* _Your goal_:
Say how many lines contain the word "Kita". Only the number should be given.
###
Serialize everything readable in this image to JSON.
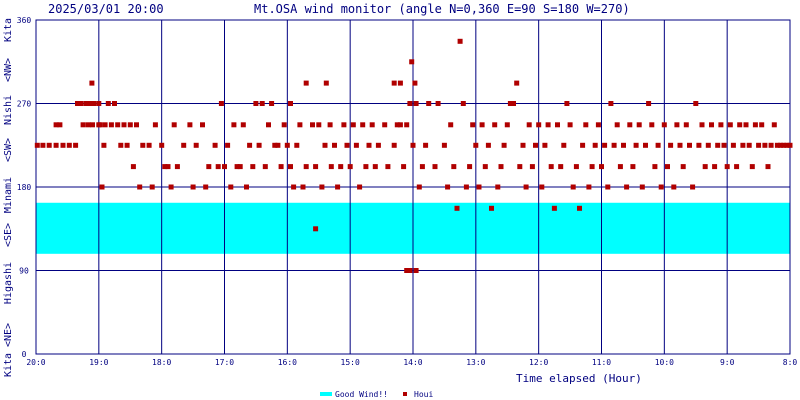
{
  "header": {
    "datetime": "2025/03/01 20:00",
    "title": "Mt.OSA wind monitor (angle N=0,360 E=90 S=180 W=270)"
  },
  "chart_data": {
    "type": "scatter",
    "title": "Mt.OSA wind monitor (angle N=0,360 E=90 S=180 W=270)",
    "xlabel": "Time elapsed (Hour)",
    "ylabel": "Kita <NE> Higashi <SE> Minami <SW> Nishi <NW> Kita",
    "x_range_hours": [
      0,
      12
    ],
    "ylim": [
      0,
      360
    ],
    "y_ticks": [
      0,
      90,
      180,
      270,
      360
    ],
    "x_ticks": [
      "20:0",
      "19:0",
      "18:0",
      "17:0",
      "16:0",
      "15:0",
      "14:0",
      "13:0",
      "12:0",
      "11:0",
      "10:0",
      "9:0",
      "8:0"
    ],
    "y_axis_words": [
      "Kita",
      "<NE>",
      "Higashi",
      "<SE>",
      "Minami",
      "<SW>",
      "Nishi",
      "<NW>",
      "Kita"
    ],
    "good_wind_band": [
      108,
      163
    ],
    "grid": true,
    "legend_position": "bottom-center",
    "series": [
      {
        "name": "Houi",
        "color": "#b00000",
        "points": [
          [
            0.02,
            225
          ],
          [
            0.11,
            225
          ],
          [
            0.21,
            225
          ],
          [
            0.32,
            225
          ],
          [
            0.43,
            225
          ],
          [
            0.53,
            225
          ],
          [
            0.63,
            225
          ],
          [
            0.32,
            247
          ],
          [
            0.38,
            247
          ],
          [
            0.66,
            270
          ],
          [
            0.72,
            270
          ],
          [
            0.8,
            270
          ],
          [
            0.86,
            270
          ],
          [
            0.92,
            270
          ],
          [
            1.0,
            270
          ],
          [
            0.75,
            247
          ],
          [
            0.83,
            247
          ],
          [
            0.9,
            247
          ],
          [
            1.02,
            247
          ],
          [
            1.1,
            247
          ],
          [
            1.2,
            247
          ],
          [
            1.3,
            247
          ],
          [
            1.4,
            247
          ],
          [
            1.5,
            247
          ],
          [
            0.89,
            292
          ],
          [
            1.0,
            247
          ],
          [
            1.05,
            180
          ],
          [
            1.08,
            225
          ],
          [
            1.15,
            270
          ],
          [
            1.25,
            270
          ],
          [
            1.35,
            225
          ],
          [
            1.45,
            225
          ],
          [
            1.55,
            202
          ],
          [
            1.6,
            247
          ],
          [
            1.7,
            225
          ],
          [
            1.8,
            225
          ],
          [
            1.9,
            247
          ],
          [
            2.0,
            225
          ],
          [
            2.1,
            202
          ],
          [
            2.2,
            247
          ],
          [
            1.65,
            180
          ],
          [
            1.85,
            180
          ],
          [
            2.05,
            202
          ],
          [
            2.25,
            202
          ],
          [
            2.35,
            225
          ],
          [
            2.45,
            247
          ],
          [
            2.55,
            225
          ],
          [
            2.15,
            180
          ],
          [
            2.5,
            180
          ],
          [
            2.65,
            247
          ],
          [
            2.75,
            202
          ],
          [
            2.85,
            225
          ],
          [
            2.95,
            270
          ],
          [
            3.05,
            225
          ],
          [
            3.15,
            247
          ],
          [
            2.7,
            180
          ],
          [
            2.9,
            202
          ],
          [
            3.0,
            202
          ],
          [
            3.2,
            202
          ],
          [
            3.3,
            247
          ],
          [
            3.4,
            225
          ],
          [
            3.5,
            270
          ],
          [
            3.6,
            270
          ],
          [
            3.7,
            247
          ],
          [
            3.1,
            180
          ],
          [
            3.25,
            202
          ],
          [
            3.45,
            202
          ],
          [
            3.55,
            225
          ],
          [
            3.75,
            270
          ],
          [
            3.85,
            225
          ],
          [
            3.95,
            247
          ],
          [
            4.05,
            202
          ],
          [
            3.35,
            180
          ],
          [
            3.65,
            202
          ],
          [
            3.8,
            225
          ],
          [
            3.9,
            202
          ],
          [
            4.0,
            225
          ],
          [
            4.1,
            180
          ],
          [
            4.2,
            247
          ],
          [
            4.3,
            202
          ],
          [
            4.05,
            270
          ],
          [
            4.15,
            225
          ],
          [
            4.3,
            292
          ],
          [
            4.4,
            247
          ],
          [
            4.45,
            202
          ],
          [
            4.5,
            247
          ],
          [
            4.6,
            225
          ],
          [
            4.7,
            202
          ],
          [
            4.25,
            180
          ],
          [
            4.55,
            180
          ],
          [
            4.62,
            292
          ],
          [
            4.68,
            247
          ],
          [
            4.75,
            225
          ],
          [
            4.85,
            202
          ],
          [
            4.95,
            225
          ],
          [
            5.05,
            247
          ],
          [
            4.8,
            180
          ],
          [
            4.9,
            247
          ],
          [
            5.0,
            202
          ],
          [
            5.1,
            225
          ],
          [
            5.15,
            180
          ],
          [
            5.2,
            247
          ],
          [
            5.3,
            225
          ],
          [
            5.4,
            202
          ],
          [
            4.45,
            135
          ],
          [
            5.25,
            202
          ],
          [
            5.35,
            247
          ],
          [
            5.45,
            225
          ],
          [
            5.55,
            247
          ],
          [
            5.6,
            202
          ],
          [
            5.7,
            225
          ],
          [
            5.8,
            247
          ],
          [
            5.7,
            292
          ],
          [
            5.75,
            247
          ],
          [
            5.8,
            292
          ],
          [
            5.85,
            202
          ],
          [
            5.9,
            247
          ],
          [
            5.95,
            270
          ],
          [
            6.0,
            225
          ],
          [
            5.9,
            90
          ],
          [
            5.95,
            90
          ],
          [
            6.05,
            90
          ],
          [
            5.98,
            315
          ],
          [
            6.03,
            292
          ],
          [
            6.05,
            270
          ],
          [
            6.1,
            180
          ],
          [
            6.15,
            202
          ],
          [
            6.2,
            225
          ],
          [
            6.25,
            270
          ],
          [
            6.35,
            202
          ],
          [
            6.4,
            270
          ],
          [
            6.5,
            225
          ],
          [
            6.55,
            180
          ],
          [
            6.6,
            247
          ],
          [
            6.65,
            202
          ],
          [
            6.7,
            157
          ],
          [
            6.75,
            337
          ],
          [
            6.8,
            270
          ],
          [
            6.85,
            180
          ],
          [
            6.9,
            202
          ],
          [
            6.95,
            247
          ],
          [
            7.0,
            225
          ],
          [
            7.05,
            180
          ],
          [
            7.1,
            247
          ],
          [
            7.15,
            202
          ],
          [
            7.2,
            225
          ],
          [
            7.25,
            157
          ],
          [
            7.3,
            247
          ],
          [
            7.35,
            180
          ],
          [
            7.4,
            202
          ],
          [
            7.45,
            225
          ],
          [
            7.5,
            247
          ],
          [
            7.55,
            270
          ],
          [
            7.6,
            270
          ],
          [
            7.65,
            292
          ],
          [
            7.7,
            202
          ],
          [
            7.75,
            225
          ],
          [
            7.8,
            180
          ],
          [
            7.85,
            247
          ],
          [
            7.9,
            202
          ],
          [
            7.95,
            225
          ],
          [
            8.0,
            247
          ],
          [
            8.05,
            180
          ],
          [
            8.1,
            225
          ],
          [
            8.15,
            247
          ],
          [
            8.2,
            202
          ],
          [
            8.25,
            157
          ],
          [
            8.3,
            247
          ],
          [
            8.35,
            202
          ],
          [
            8.4,
            225
          ],
          [
            8.45,
            270
          ],
          [
            8.5,
            247
          ],
          [
            8.55,
            180
          ],
          [
            8.6,
            202
          ],
          [
            8.65,
            157
          ],
          [
            8.7,
            225
          ],
          [
            8.75,
            247
          ],
          [
            8.8,
            180
          ],
          [
            8.85,
            202
          ],
          [
            8.9,
            225
          ],
          [
            8.95,
            247
          ],
          [
            9.0,
            202
          ],
          [
            9.05,
            225
          ],
          [
            9.1,
            180
          ],
          [
            9.15,
            270
          ],
          [
            9.2,
            225
          ],
          [
            9.25,
            247
          ],
          [
            9.3,
            202
          ],
          [
            9.35,
            225
          ],
          [
            9.4,
            180
          ],
          [
            9.45,
            247
          ],
          [
            9.5,
            202
          ],
          [
            9.55,
            225
          ],
          [
            9.6,
            247
          ],
          [
            9.65,
            180
          ],
          [
            9.7,
            225
          ],
          [
            9.75,
            270
          ],
          [
            9.8,
            247
          ],
          [
            9.85,
            202
          ],
          [
            9.9,
            225
          ],
          [
            9.95,
            180
          ],
          [
            10.0,
            247
          ],
          [
            10.05,
            202
          ],
          [
            10.1,
            225
          ],
          [
            10.15,
            180
          ],
          [
            10.2,
            247
          ],
          [
            10.25,
            225
          ],
          [
            10.3,
            202
          ],
          [
            10.35,
            247
          ],
          [
            10.4,
            225
          ],
          [
            10.45,
            180
          ],
          [
            10.5,
            270
          ],
          [
            10.55,
            225
          ],
          [
            10.6,
            247
          ],
          [
            10.65,
            202
          ],
          [
            10.7,
            225
          ],
          [
            10.75,
            247
          ],
          [
            10.8,
            202
          ],
          [
            10.85,
            225
          ],
          [
            10.9,
            247
          ],
          [
            10.95,
            225
          ],
          [
            11.0,
            202
          ],
          [
            11.05,
            247
          ],
          [
            11.1,
            225
          ],
          [
            11.15,
            202
          ],
          [
            11.2,
            247
          ],
          [
            11.25,
            225
          ],
          [
            11.3,
            247
          ],
          [
            11.35,
            225
          ],
          [
            11.4,
            202
          ],
          [
            11.45,
            247
          ],
          [
            11.5,
            225
          ],
          [
            11.55,
            247
          ],
          [
            11.6,
            225
          ],
          [
            11.65,
            202
          ],
          [
            11.7,
            225
          ],
          [
            11.75,
            247
          ],
          [
            11.8,
            225
          ],
          [
            11.85,
            225
          ],
          [
            11.9,
            225
          ],
          [
            11.95,
            225
          ],
          [
            12.0,
            225
          ]
        ]
      }
    ]
  },
  "legend": {
    "good_wind": "Good Wind!!",
    "houi": "Houi",
    "good_wind_color": "#00ffff",
    "houi_color": "#b00000"
  },
  "colors": {
    "frame": "#000080",
    "grid": "#000080",
    "text": "#000080",
    "band": "#00ffff",
    "point": "#b00000"
  }
}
###
* _Answer to this task_:
3